*** PROVIDED RECORDS ***

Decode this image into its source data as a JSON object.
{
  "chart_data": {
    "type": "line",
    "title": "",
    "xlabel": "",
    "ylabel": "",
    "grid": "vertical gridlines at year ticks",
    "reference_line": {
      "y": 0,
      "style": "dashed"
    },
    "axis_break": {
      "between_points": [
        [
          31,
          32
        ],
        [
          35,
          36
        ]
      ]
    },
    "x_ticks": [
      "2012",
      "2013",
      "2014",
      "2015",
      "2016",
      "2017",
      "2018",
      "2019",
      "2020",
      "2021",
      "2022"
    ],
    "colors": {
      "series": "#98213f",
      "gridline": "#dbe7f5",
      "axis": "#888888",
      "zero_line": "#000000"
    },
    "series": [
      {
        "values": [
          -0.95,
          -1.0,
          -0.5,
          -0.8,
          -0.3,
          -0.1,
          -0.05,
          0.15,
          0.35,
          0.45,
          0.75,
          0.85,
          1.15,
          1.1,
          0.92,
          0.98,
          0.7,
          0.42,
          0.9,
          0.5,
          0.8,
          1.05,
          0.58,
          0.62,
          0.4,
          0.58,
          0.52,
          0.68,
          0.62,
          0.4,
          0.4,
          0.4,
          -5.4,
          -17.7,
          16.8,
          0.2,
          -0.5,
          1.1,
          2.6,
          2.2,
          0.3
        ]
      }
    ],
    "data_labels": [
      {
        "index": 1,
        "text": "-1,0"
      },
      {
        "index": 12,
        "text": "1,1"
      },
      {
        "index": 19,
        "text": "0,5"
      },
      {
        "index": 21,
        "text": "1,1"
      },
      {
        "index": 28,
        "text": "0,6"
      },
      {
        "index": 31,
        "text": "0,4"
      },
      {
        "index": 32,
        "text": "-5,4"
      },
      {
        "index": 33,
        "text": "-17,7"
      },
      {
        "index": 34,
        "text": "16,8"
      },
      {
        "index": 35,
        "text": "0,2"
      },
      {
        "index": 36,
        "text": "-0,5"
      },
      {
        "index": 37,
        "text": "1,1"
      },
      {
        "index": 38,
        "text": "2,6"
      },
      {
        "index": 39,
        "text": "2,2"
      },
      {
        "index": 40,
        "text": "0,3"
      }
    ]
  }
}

***

PROBLEM STATEMENT:
Output each record exactly, leaving nothing out.

OUTPUT OF THE TASK:
Decode this image into its source data as a JSON object.
{
  "chart_data": {
    "type": "line",
    "title": "",
    "xlabel": "",
    "ylabel": "",
    "grid": "vertical gridlines at year ticks",
    "reference_line": {
      "y": 0,
      "style": "dashed"
    },
    "axis_break": {
      "between_points": [
        [
          31,
          32
        ],
        [
          35,
          36
        ]
      ]
    },
    "x_ticks": [
      "2012",
      "2013",
      "2014",
      "2015",
      "2016",
      "2017",
      "2018",
      "2019",
      "2020",
      "2021",
      "2022"
    ],
    "colors": {
      "series": "#98213f",
      "gridline": "#dbe7f5",
      "axis": "#888888",
      "zero_line": "#000000"
    },
    "series": [
      {
        "values": [
          -0.95,
          -1.0,
          -0.5,
          -0.8,
          -0.3,
          -0.1,
          -0.05,
          0.15,
          0.35,
          0.45,
          0.75,
          0.85,
          1.15,
          1.1,
          0.92,
          0.98,
          0.7,
          0.42,
          0.9,
          0.5,
          0.8,
          1.05,
          0.58,
          0.62,
          0.4,
          0.58,
          0.52,
          0.68,
          0.62,
          0.4,
          0.4,
          0.4,
          -5.4,
          -17.7,
          16.8,
          0.2,
          -0.5,
          1.1,
          2.6,
          2.2,
          0.3
        ]
      }
    ],
    "data_labels": [
      {
        "index": 1,
        "text": "-1,0"
      },
      {
        "index": 12,
        "text": "1,1"
      },
      {
        "index": 19,
        "text": "0,5"
      },
      {
        "index": 21,
        "text": "1,1"
      },
      {
        "index": 28,
        "text": "0,6"
      },
      {
        "index": 31,
        "text": "0,4"
      },
      {
        "index": 32,
        "text": "-5,4"
      },
      {
        "index": 33,
        "text": "-17,7"
      },
      {
        "index": 34,
        "text": "16,8"
      },
      {
        "index": 35,
        "text": "0,2"
      },
      {
        "index": 36,
        "text": "-0,5"
      },
      {
        "index": 37,
        "text": "1,1"
      },
      {
        "index": 38,
        "text": "2,6"
      },
      {
        "index": 39,
        "text": "2,2"
      },
      {
        "index": 40,
        "text": "0,3"
      }
    ]
  }
}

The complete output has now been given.